Every line that holds "个单位长度" should be shown.

Records from a collection

------------

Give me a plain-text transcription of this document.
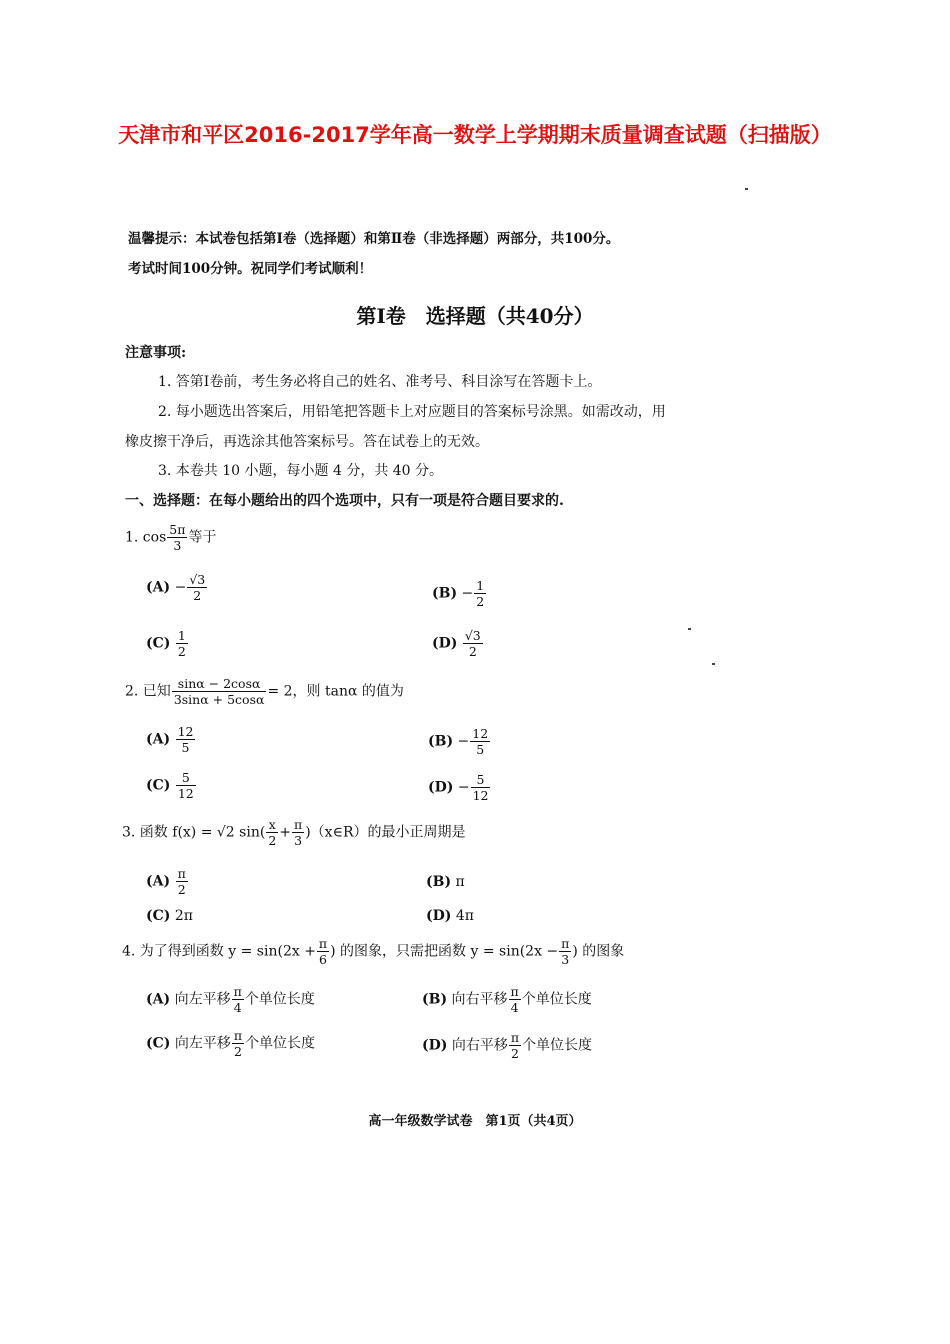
天津市和平区2016-2017学年高一数学上学期期末质量调查试题（扫描版）
温馨提示：本试卷包括第Ⅰ卷（选择题）和第Ⅱ卷（非选择题）两部分，共100分。
考试时间100分钟。祝同学们考试顺利！
第Ⅰ卷　选择题（共40分）
注意事项:
1. 答第Ⅰ卷前，考生务必将自己的姓名、准考号、科目涂写在答题卡上。
2. 每小题选出答案后，用铅笔把答题卡上对应题目的答案标号涂黑。如需改动，用
橡皮擦干净后，再选涂其他答案标号。答在试卷上的无效。
3. 本卷共 10 小题，每小题 4 分，共 40 分。
一、选择题：在每小题给出的四个选项中，只有一项是符合题目要求的.
1. $\cos \frac{5\pi}{3}$ 等于
$(A) - \frac{√3}{2}$	$(B) - \frac{1}{2}$
$(C) \frac{1}{2}$	$(D) \frac{√3}{2}$
2. 已知 $\frac{\sin\alpha - 2\cos\alpha}{3\sin\alpha + 5\cos\alpha} = 2$，则 tanα 的值为
$(A) \frac{12}{5}$	$(B) - \frac{12}{5}$
$(C) \frac{5}{12}$	$(D) - \frac{5}{12}$
3. 函数 f(x) = √2 $\sin( \frac{x}{2} + \frac{\pi}{3}$ )（x∈R）的最小正周期是
$(A) \frac{\pi}{2}$	(B) π
(C) 2π	(D) 4π
4. 为了得到函数 $y = \sin(2x + \frac{\pi}{6}$ ) 的图象，只需把函数 $y = \sin(2x - \frac{\pi}{3}$ ) 的图象
(A) 向左平移 $\frac{\pi}{4}$ 个单位长度	(B) 向右平移 $\frac{\pi}{4}$ 个单位长度
(C) 向左平移 $\frac{\pi}{2}$ 个单位长度	(D) 向右平移 $\frac{\pi}{2}$ 个单位长度
高一年级数学试卷　第1页（共4页）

------------

Finished task:
(A) 向左平移 $\frac{\pi}{4}$ 个单位长度	(B) 向右平移 $\frac{\pi}{4}$ 个单位长度
(C) 向左平移 $\frac{\pi}{2}$ 个单位长度	(D) 向右平移 $\frac{\pi}{2}$ 个单位长度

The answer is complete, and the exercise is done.